Aim: Gather every line in the records below that contains the word "yang".

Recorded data
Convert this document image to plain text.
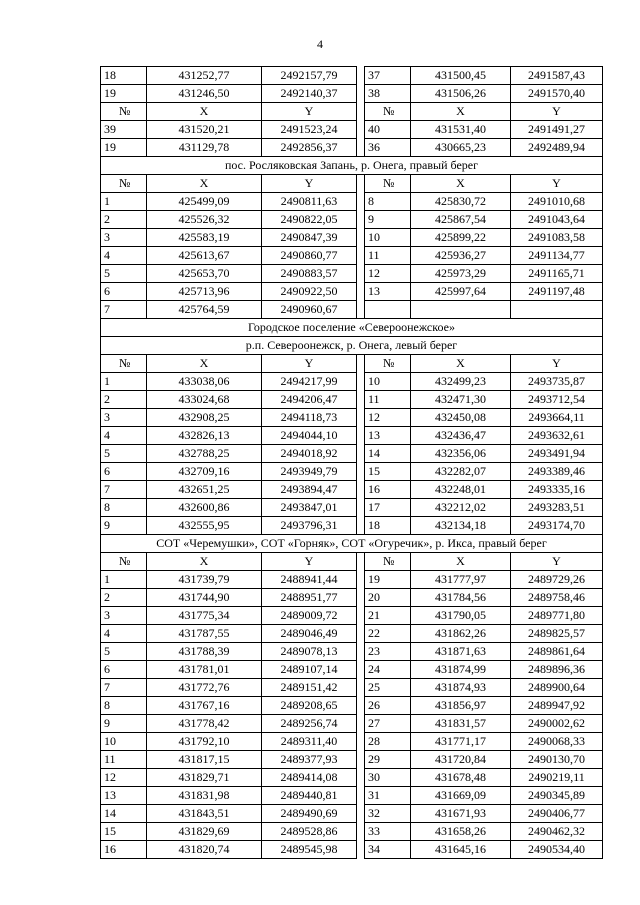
4
18	431252,77	2492157,79		37	431500,45	2491587,43
19	431246,50	2492140,37		38	431506,26	2491570,40
№	X	Y		№	X	Y
39	431520,21	2491523,24		40	431531,40	2491491,27
19	431129,78	2492856,37		36	430665,23	2492489,94
пос. Росляковская Запань, р. Онега, правый берег						
№	X	Y		№	X	Y
1	425499,09	2490811,63		8	425830,72	2491010,68
2	425526,32	2490822,05		9	425867,54	2491043,64
3	425583,19	2490847,39		10	425899,22	2491083,58
4	425613,67	2490860,77		11	425936,27	2491134,77
5	425653,70	2490883,57		12	425973,29	2491165,71
6	425713,96	2490922,50		13	425997,64	2491197,48
7	425764,59	2490960,67				
Городское поселение «Североонежское»						
р.п. Североонежск, р. Онега, левый берег						
№	X	Y		№	X	Y
1	433038,06	2494217,99		10	432499,23	2493735,87
2	433024,68	2494206,47		11	432471,30	2493712,54
3	432908,25	2494118,73		12	432450,08	2493664,11
4	432826,13	2494044,10		13	432436,47	2493632,61
5	432788,25	2494018,92		14	432356,06	2493491,94
6	432709,16	2493949,79		15	432282,07	2493389,46
7	432651,25	2493894,47		16	432248,01	2493335,16
8	432600,86	2493847,01		17	432212,02	2493283,51
9	432555,95	2493796,31		18	432134,18	2493174,70
СОТ «Черемушки», СОТ «Горняк», СОТ «Огуречик», р. Икса, правый берег						
№	X	Y		№	X	Y
1	431739,79	2488941,44		19	431777,97	2489729,26
2	431744,90	2488951,77		20	431784,56	2489758,46
3	431775,34	2489009,72		21	431790,05	2489771,80
4	431787,55	2489046,49		22	431862,26	2489825,57
5	431788,39	2489078,13		23	431871,63	2489861,64
6	431781,01	2489107,14		24	431874,99	2489896,36
7	431772,76	2489151,42		25	431874,93	2489900,64
8	431767,16	2489208,65		26	431856,97	2489947,92
9	431778,42	2489256,74		27	431831,57	2490002,62
10	431792,10	2489311,40		28	431771,17	2490068,33
11	431817,15	2489377,93		29	431720,84	2490130,70
12	431829,71	2489414,08		30	431678,48	2490219,11
13	431831,98	2489440,81		31	431669,09	2490345,89
14	431843,51	2489490,69		32	431671,93	2490406,77
15	431829,69	2489528,86		33	431658,26	2490462,32
16	431820,74	2489545,98		34	431645,16	2490534,40
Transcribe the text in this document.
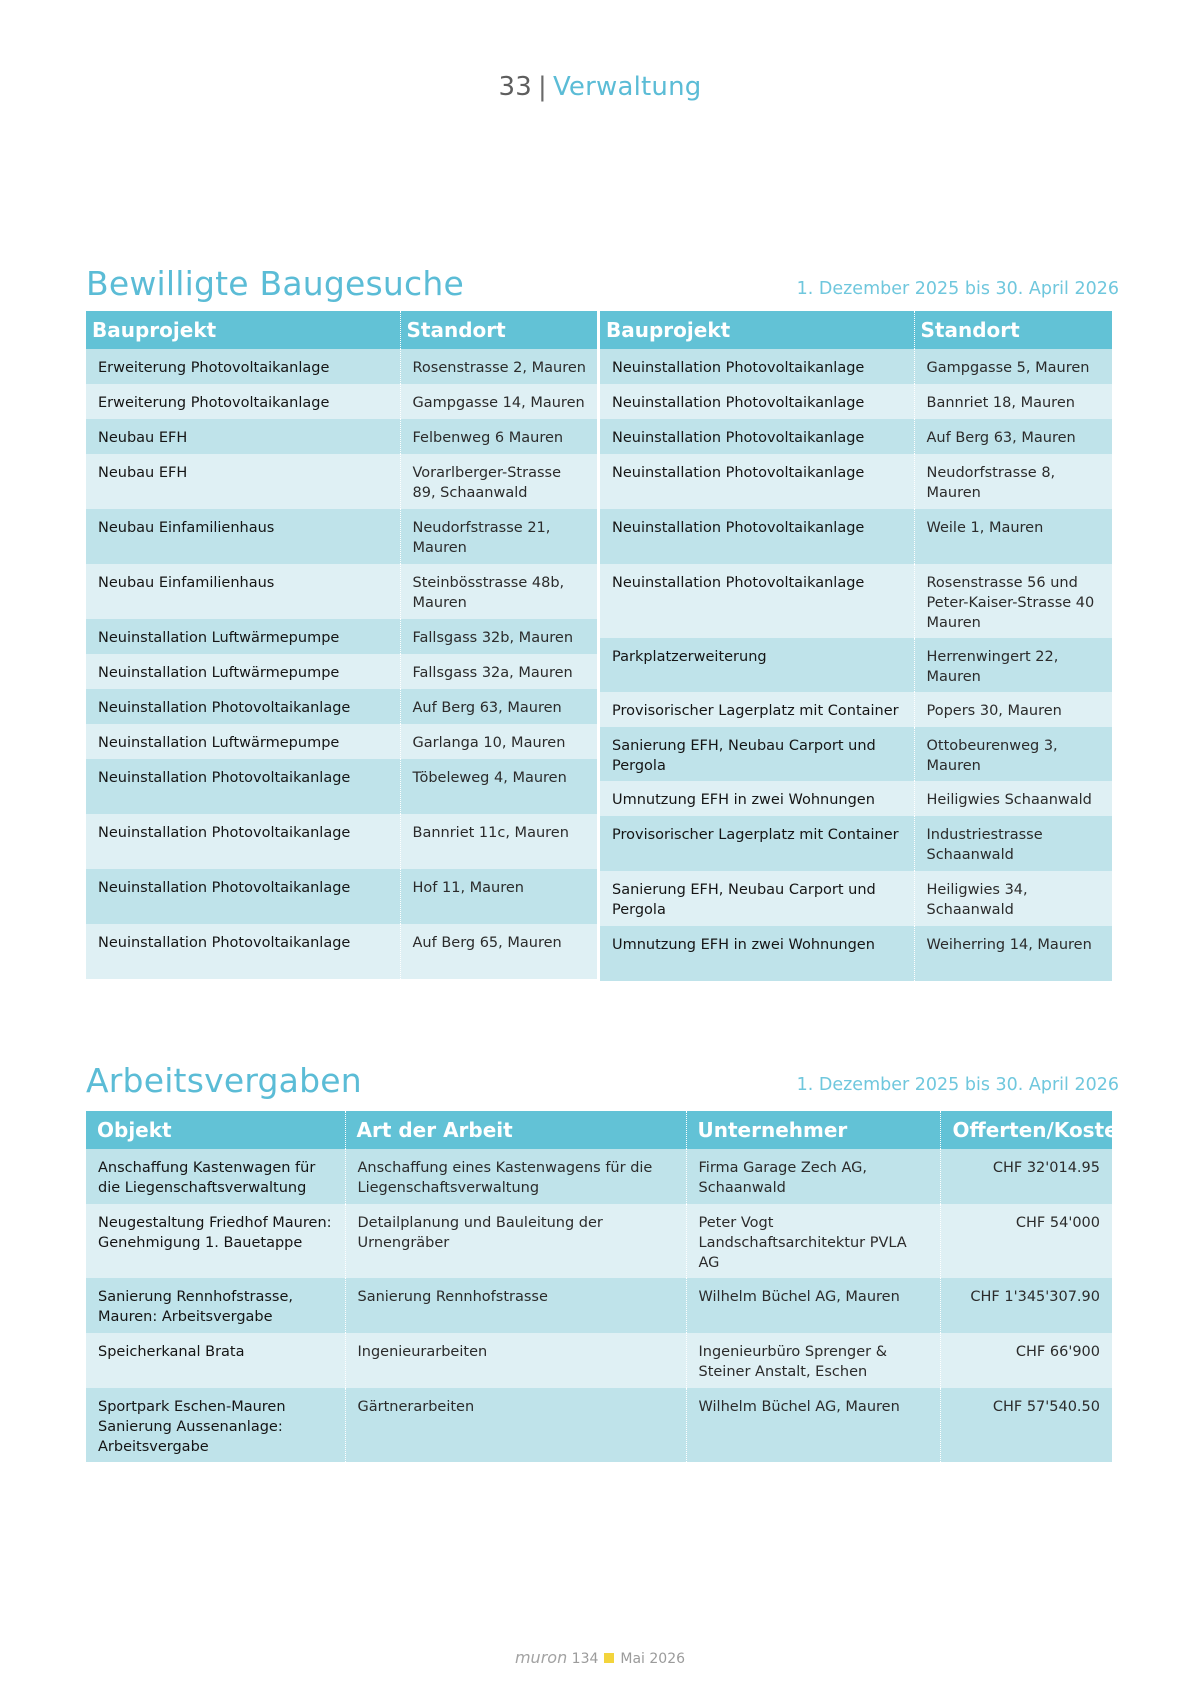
33 | Verwaltung
Bewilligte Baugesuche	1. Dezember 2025 bis 30. April 2026
Bauprojekt	Standort
Erweiterung Photovoltaikanlage	Rosenstrasse 2, Mauren
Erweiterung Photovoltaikanlage	Gampgasse 14, Mauren
Neubau EFH	Felbenweg 6 Mauren
Neubau EFH	Vorarlberger-Strasse 89, Schaanwald
Neubau Einfamilienhaus	Neudorfstrasse 21, Mauren
Neubau Einfamilienhaus	Steinbösstrasse 48b, Mauren
Neuinstallation Luftwärmepumpe	Fallsgass 32b, Mauren
Neuinstallation Luftwärmepumpe	Fallsgass 32a, Mauren
Neuinstallation Photovoltaikanlage	Auf Berg 63, Mauren
Neuinstallation Luftwärmepumpe	Garlanga 10, Mauren
Neuinstallation Photovoltaikanlage	Töbeleweg 4, Mauren
Neuinstallation Photovoltaikanlage	Bannriet 11c, Mauren
Neuinstallation Photovoltaikanlage	Hof 11, Mauren
Neuinstallation Photovoltaikanlage	Auf Berg 65, Mauren
Bauprojekt	Standort
Neuinstallation Photovoltaikanlage	Gampgasse 5, Mauren
Neuinstallation Photovoltaikanlage	Bannriet 18, Mauren
Neuinstallation Photovoltaikanlage	Auf Berg 63, Mauren
Neuinstallation Photovoltaikanlage	Neudorfstrasse 8, Mauren
Neuinstallation Photovoltaikanlage	Weile 1, Mauren
Neuinstallation Photovoltaikanlage	Rosenstrasse 56 und Peter-Kaiser-Strasse 40 Mauren
Parkplatzerweiterung	Herrenwingert 22, Mauren
Provisorischer Lagerplatz mit Container	Popers 30, Mauren
Sanierung EFH, Neubau Carport und Pergola	Ottobeurenweg 3, Mauren
Umnutzung EFH in zwei Wohnungen	Heiligwies Schaanwald
Provisorischer Lagerplatz mit Container	Industriestrasse Schaanwald
Sanierung EFH, Neubau Carport und Pergola	Heiligwies 34, Schaanwald
Umnutzung EFH in zwei Wohnungen	Weiherring 14, Mauren
Arbeitsvergaben	1. Dezember 2025 bis 30. April 2026
Objekt	Art der Arbeit	Unternehmer	Offerten/Kosten
Anschaffung Kastenwagen für die Liegenschaftsverwaltung	Anschaffung eines Kastenwagens für die Liegenschaftsverwaltung	Firma Garage Zech AG, Schaanwald	CHF 32'014.95
Neugestaltung Friedhof Mauren: Genehmigung 1. Bauetappe	Detailplanung und Bauleitung der Urnengräber	Peter Vogt Landschaftsarchitektur PVLA AG	CHF 54'000
Sanierung Rennhofstrasse, Mauren: Arbeitsvergabe	Sanierung Rennhofstrasse	Wilhelm Büchel AG, Mauren	CHF 1'345'307.90
Speicherkanal Brata	Ingenieurarbeiten	Ingenieurbüro Sprenger & Steiner Anstalt, Eschen	CHF 66'900
Sportpark Eschen-Mauren Sanierung Aussenanlage: Arbeitsvergabe	Gärtnerarbeiten	Wilhelm Büchel AG, Mauren	CHF 57'540.50
muron 134 Mai 2026
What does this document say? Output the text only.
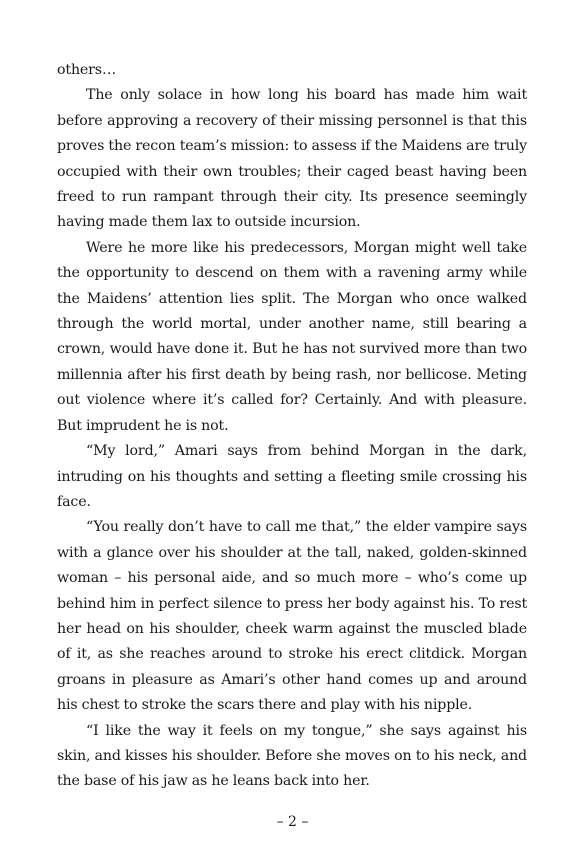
others…

The only solace in how long his board has made him wait before approving a recovery of their missing personnel is that this proves the recon team’s mission: to assess if the Maidens are truly occupied with their own troubles; their caged beast having been freed to run rampant through their city. Its presence seemingly having made them lax to outside incursion.

Were he more like his predecessors, Morgan might well take the opportunity to descend on them with a ravening army while the Maidens’ attention lies split. The Morgan who once walked through the world mortal, under another name, still bearing a crown, would have done it. But he has not survived more than two millennia after his first death by being rash, nor bellicose. Meting out violence where it’s called for? Certainly. And with pleasure. But imprudent he is not.

“My lord,” Amari says from behind Morgan in the dark, intruding on his thoughts and setting a fleeting smile crossing his face.

“You really don’t have to call me that,” the elder vampire says with a glance over his shoulder at the tall, naked, golden-skinned woman – his personal aide, and so much more – who’s come up behind him in perfect silence to press her body against his. To rest her head on his shoulder, cheek warm against the muscled blade of it, as she reaches around to stroke his erect clitdick. Morgan groans in pleasure as Amari’s other hand comes up and around his chest to stroke the scars there and play with his nipple.

“I like the way it feels on my tongue,” she says against his skin, and kisses his shoulder. Before she moves on to his neck, and the base of his jaw as he leans back into her.

– 2 –
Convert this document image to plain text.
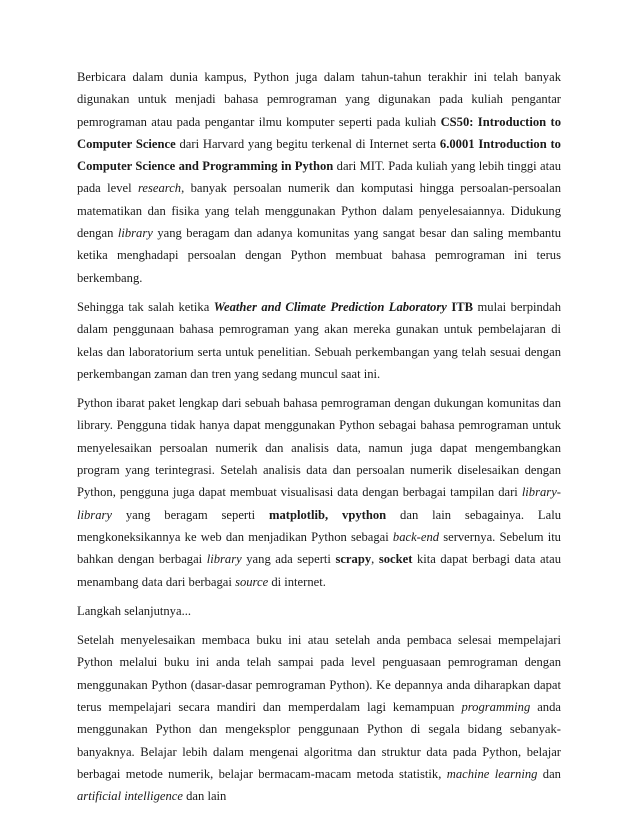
Berbicara dalam dunia kampus, Python juga dalam tahun-tahun terakhir ini telah banyak digunakan untuk menjadi bahasa pemrograman yang digunakan pada kuliah pengantar pemrograman atau pada pengantar ilmu komputer seperti pada kuliah CS50: Introduction to Computer Science dari Harvard yang begitu terkenal di Internet serta 6.0001 Introduction to Computer Science and Programming in Python dari MIT. Pada kuliah yang lebih tinggi atau pada level research, banyak persoalan numerik dan komputasi hingga persoalan-persoalan matematikan dan fisika yang telah menggunakan Python dalam penyelesaiannya. Didukung dengan library yang beragam dan adanya komunitas yang sangat besar dan saling membantu ketika menghadapi persoalan dengan Python membuat bahasa pemrograman ini terus berkembang.

Sehingga tak salah ketika Weather and Climate Prediction Laboratory ITB mulai berpindah dalam penggunaan bahasa pemrograman yang akan mereka gunakan untuk pembelajaran di kelas dan laboratorium serta untuk penelitian. Sebuah perkembangan yang telah sesuai dengan perkembangan zaman dan tren yang sedang muncul saat ini.

Python ibarat paket lengkap dari sebuah bahasa pemrograman dengan dukungan komunitas dan library. Pengguna tidak hanya dapat menggunakan Python sebagai bahasa pemrograman untuk menyelesaikan persoalan numerik dan analisis data, namun juga dapat mengembangkan program yang terintegrasi. Setelah analisis data dan persoalan numerik diselesaikan dengan Python, pengguna juga dapat membuat visualisasi data dengan berbagai tampilan dari library-library yang beragam seperti matplotlib, vpython dan lain sebagainya. Lalu mengkoneksikannya ke web dan menjadikan Python sebagai back-end servernya. Sebelum itu bahkan dengan berbagai library yang ada seperti scrapy, socket kita dapat berbagi data atau menambang data dari berbagai source di internet.

Langkah selanjutnya...

Setelah menyelesaikan membaca buku ini atau setelah anda pembaca selesai mempelajari Python melalui buku ini anda telah sampai pada level penguasaan pemrograman dengan menggunakan Python (dasar-dasar pemrograman Python). Ke depannya anda diharapkan dapat terus mempelajari secara mandiri dan memperdalam lagi kemampuan programming anda menggunakan Python dan mengeksplor penggunaan Python di segala bidang sebanyak-banyaknya. Belajar lebih dalam mengenai algoritma dan struktur data pada Python, belajar berbagai metode numerik, belajar bermacam-macam metoda statistik, machine learning dan artificial intelligence dan lain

Solved problem:
Berbicara dalam dunia kampus, Python juga dalam tahun-tahun terakhir ini telah banyak digunakan untuk menjadi bahasa pemrograman yang digunakan pada kuliah pengantar pemrograman atau pada pengantar ilmu komputer seperti pada kuliah CS50: Introduction to Computer Science dari Harvard yang begitu terkenal di Internet serta 6.0001 Introduction to Computer Science and Programming in Python dari MIT. Pada kuliah yang lebih tinggi atau pada level research, banyak persoalan numerik dan komputasi hingga persoalan-persoalan matematikan dan fisika yang telah menggunakan Python dalam penyelesaiannya. Didukung dengan library yang beragam dan adanya komunitas yang sangat besar dan saling membantu ketika menghadapi persoalan dengan Python membuat bahasa pemrograman ini terus berkembang.
Sehingga tak salah ketika Weather and Climate Prediction Laboratory ITB mulai berpindah dalam penggunaan bahasa pemrograman yang akan mereka gunakan untuk pembelajaran di kelas dan laboratorium serta untuk penelitian. Sebuah perkembangan yang telah sesuai dengan perkembangan zaman dan tren yang sedang muncul saat ini.
Python ibarat paket lengkap dari sebuah bahasa pemrograman dengan dukungan komunitas dan library. Pengguna tidak hanya dapat menggunakan Python sebagai bahasa pemrograman untuk menyelesaikan persoalan numerik dan analisis data, namun juga dapat mengembangkan program yang terintegrasi. Setelah analisis data dan persoalan numerik diselesaikan dengan Python, pengguna juga dapat membuat visualisasi data dengan berbagai tampilan dari library-library yang beragam seperti matplotlib, vpython dan lain sebagainya. Lalu mengkoneksikannya ke web dan menjadikan Python sebagai back-end servernya. Sebelum itu bahkan dengan berbagai library yang ada seperti scrapy, socket kita dapat berbagi data atau menambang data dari berbagai source di internet.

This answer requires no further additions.